Alıştırma görevi: Alıntı metinden "Türkiye’nin Suriye sınırında" ifadesiyle başlayıp "tarafından yalanlama geldi." ifadesine kadar inen bölümün tamamını, hiçbir değişiklik yapmadan çıkarın.

Dışişleri Bakanı Mevlüt Çavuşoğlu, Mayıs ayında Antalya'da düzenlenen NATO toplantısında ABD'li mevkidaşı John Kerry ile görğşmüştü.

Türkiye’nin ABD’nin öncülüğündeki Irak Şam İslam Devleti (IŞİD) karşıtı koalisyon için İncirlik Hava Üssü’nü kullanıma açmasının ardından iki ülke yetkililerinden birbiriyle çelişen açıklamalar geliyor.

Türkiye’nin Suriye sınırında kurulmasını istediği güvenli bölge ile ilgili farklı açıklamalar bir süredir dikkat çekerken, bugün de dün İncirlik Üssü’nden kalkan savaş uçaklarının IŞİD’i bombaladığı yönündeki açıklamalarla ilgili farklı Türkiye tarafından yalanlama geldi.

Özetle son bir haftada şu açıklamalar yapıldı:

  • 11 Ağustos - Dışişleri Bakanlığı Müsteşarı Feridun Sinirlioğlu: "ABD ile güvenli bölge konusunda anlaşmaya varıldı"
  • 11 Ağustos - ABD Dışişleri Bakanlığı Sözcüsü Mark Toner: "Herhangi bir bölge konusunda bir anlaşma yok"
  • 12 Ağustos - Dışişleri Bakanlığı yazılı açıklaması: "Sinirlioğlu fiili güvenli bölgeden bahsetti"

Satırlar:
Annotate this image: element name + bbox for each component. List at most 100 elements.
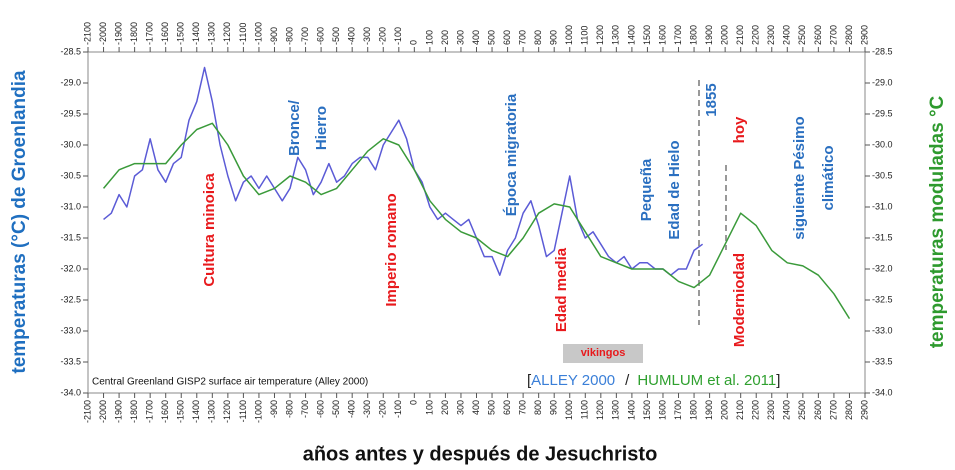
x-tick-label: -1000 [253, 22, 263, 45]
x-tick-label: 0 [409, 400, 419, 405]
annotation: Época migratoria [503, 93, 520, 216]
x-tick-label: 1400 [626, 25, 636, 45]
x-tick-label: 800 [533, 400, 543, 415]
x-tick-label: 100 [424, 400, 434, 415]
x-tick-label: 2100 [735, 25, 745, 45]
legend-separator: ] [776, 372, 780, 389]
annotation: Bronce/ [286, 99, 303, 156]
y2-tick-label: -32.5 [872, 294, 893, 304]
x-tick-label: -100 [393, 400, 403, 418]
x-tick-label: 100 [424, 30, 434, 45]
x-axis-label: años antes y después de Jesuchristo [303, 443, 658, 465]
x-tick-label: -100 [393, 27, 403, 45]
x-tick-label: 900 [549, 400, 559, 415]
x-tick-label: -1500 [176, 22, 186, 45]
x-tick-label: 1900 [704, 400, 714, 420]
x-tick-label: -1400 [191, 400, 201, 423]
legend-separator: / [625, 372, 630, 389]
x-tick-label: -700 [300, 400, 310, 418]
x-tick-label: -900 [269, 27, 279, 45]
x-tick-label: -200 [378, 400, 388, 418]
x-tick-label: -600 [315, 27, 325, 45]
x-tick-label: -1500 [176, 400, 186, 423]
x-tick-label: 1300 [611, 400, 621, 420]
vikingos-box [563, 344, 643, 363]
x-tick-label: -1300 [207, 400, 217, 423]
x-tick-label: 500 [486, 400, 496, 415]
x-tick-label: -200 [378, 27, 388, 45]
y2-tick-label: -33.0 [872, 325, 893, 335]
x-tick-label: 200 [440, 30, 450, 45]
x-tick-label: 800 [533, 30, 543, 45]
legend-entry: ALLEY 2000 [531, 372, 615, 389]
x-tick-label: 600 [502, 400, 512, 415]
x-tick-label: -600 [315, 400, 325, 418]
y-tick-label: -28.5 [60, 46, 81, 56]
x-tick-label: 2100 [735, 400, 745, 420]
x-tick-label: 1200 [595, 400, 605, 420]
y2-tick-label: -32.0 [872, 263, 893, 273]
x-tick-label: -2000 [98, 22, 108, 45]
y-tick-label: -29.0 [60, 77, 81, 87]
x-tick-label: -300 [362, 400, 372, 418]
x-tick-label: 2800 [844, 25, 854, 45]
x-tick-label: -700 [300, 27, 310, 45]
x-tick-label: 700 [517, 400, 527, 415]
x-tick-label: -1800 [129, 22, 139, 45]
x-tick-label: -1000 [253, 400, 263, 423]
x-tick-label: 2500 [797, 400, 807, 420]
legend: [ALLEY 2000 / HUMLUM et al. 2011] [527, 372, 780, 389]
x-tick-label: 2400 [782, 400, 792, 420]
x-tick-label: 500 [486, 30, 496, 45]
y-axis-label: temperaturas (°C) de Groenlandia [9, 70, 30, 374]
x-tick-label: 1000 [564, 400, 574, 420]
x-tick-label: -800 [284, 27, 294, 45]
x-tick-label: -500 [331, 400, 341, 418]
annotation: Hierro [313, 106, 330, 150]
x-tick-label: 2900 [859, 400, 869, 420]
x-tick-label: 2300 [766, 400, 776, 420]
x-tick-label: 1800 [688, 25, 698, 45]
x-tick-label: 1300 [611, 25, 621, 45]
x-tick-label: 2700 [828, 400, 838, 420]
x-tick-label: -1800 [129, 400, 139, 423]
x-tick-label: -1400 [191, 22, 201, 45]
x-tick-label: 1500 [642, 400, 652, 420]
x-tick-label: -1100 [238, 400, 248, 422]
x-tick-label: 2000 [720, 400, 730, 420]
y2-tick-label: -29.5 [872, 108, 893, 118]
y2-tick-label: -30.0 [872, 139, 893, 149]
y-tick-label: -32.0 [60, 263, 81, 273]
x-tick-label: 1700 [673, 400, 683, 420]
x-tick-label: 1200 [595, 25, 605, 45]
annotation: climático [820, 145, 837, 210]
annotation: Pequeña [638, 158, 655, 221]
x-tick-label: 2700 [828, 25, 838, 45]
y-tick-label: -34.0 [60, 387, 81, 397]
annotation: hoy [731, 116, 748, 143]
y2-tick-label: -29.0 [872, 77, 893, 87]
y-tick-label: -31.5 [60, 232, 81, 242]
x-tick-label: 1100 [580, 26, 590, 45]
annotation: 1855 [703, 83, 720, 116]
x-tick-label: 1600 [657, 400, 667, 420]
annotation: Moderniodad [731, 253, 748, 347]
data-line [103, 66, 704, 276]
y2-axis-label: temperaturas moduladas °C [927, 95, 948, 348]
x-tick-label: -1100 [238, 23, 248, 45]
x-tick-label: -900 [269, 400, 279, 418]
y-tick-label: -32.5 [60, 294, 81, 304]
note: Central Greenland GISP2 surface air temp… [92, 377, 368, 388]
x-tick-label: -1200 [222, 400, 232, 423]
y-tick-label: -29.5 [60, 108, 81, 118]
x-tick-label: 2500 [797, 25, 807, 45]
x-tick-label: -2100 [82, 22, 92, 45]
x-tick-label: 1800 [688, 400, 698, 420]
x-tick-label: 300 [455, 30, 465, 45]
annotation: vikingos [581, 347, 626, 359]
x-tick-label: -1600 [160, 22, 170, 45]
y-tick-label: -33.0 [60, 325, 81, 335]
x-tick-label: 600 [502, 30, 512, 45]
x-tick-label: 300 [455, 400, 465, 415]
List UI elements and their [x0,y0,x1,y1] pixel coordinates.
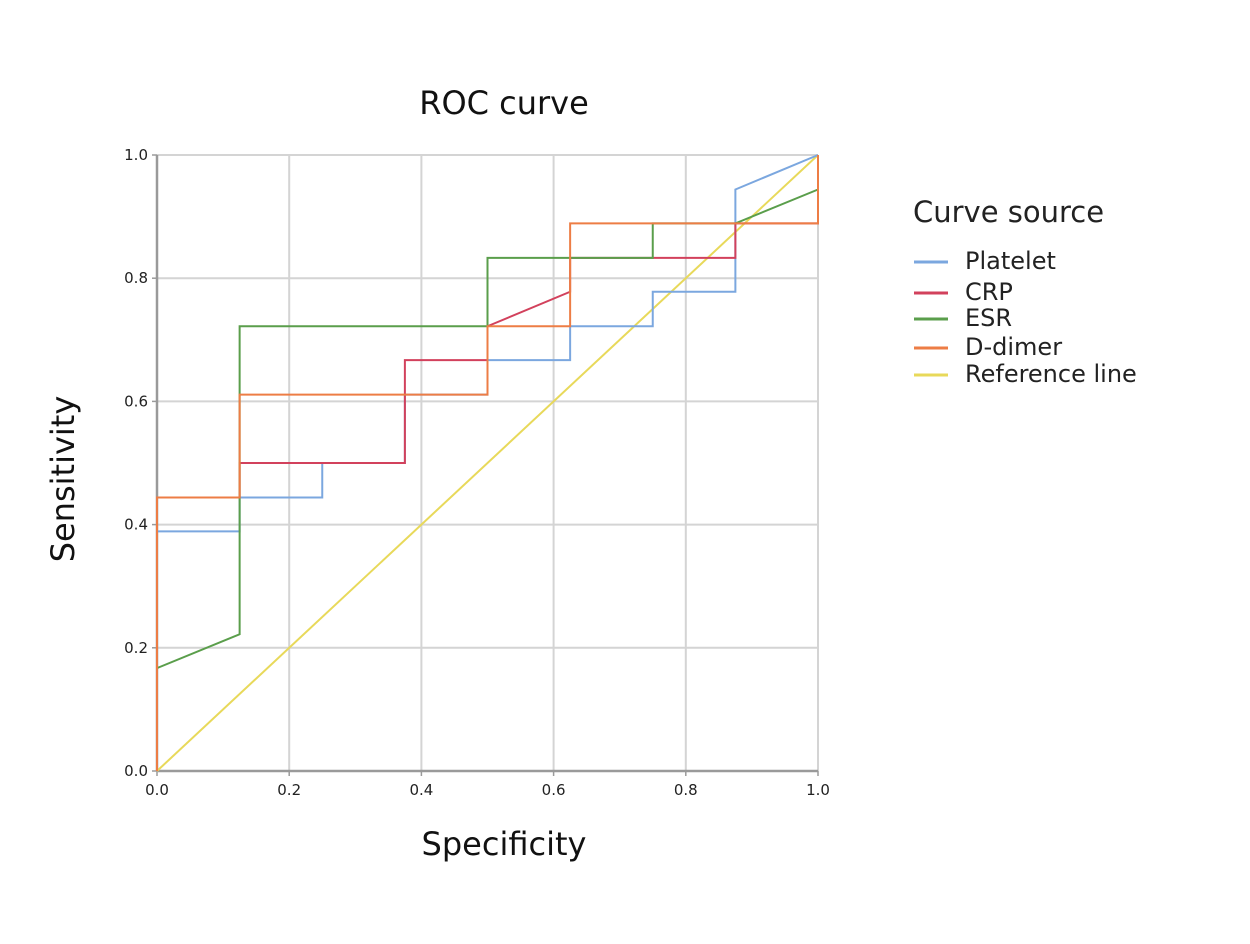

Alıştırma yanıtı:
Türkiye’nin Suriye sınırında kurulmasını istediği güvenli bölge ile ilgili farklı açıklamalar bir süredir dikkat çekerken, bugün de dün İncirlik Üssü’nden kalkan savaş uçaklarının IŞİD’i bombaladığı yönündeki açıklamalarla ilgili farklı Türkiye tarafından yalanlama geldi.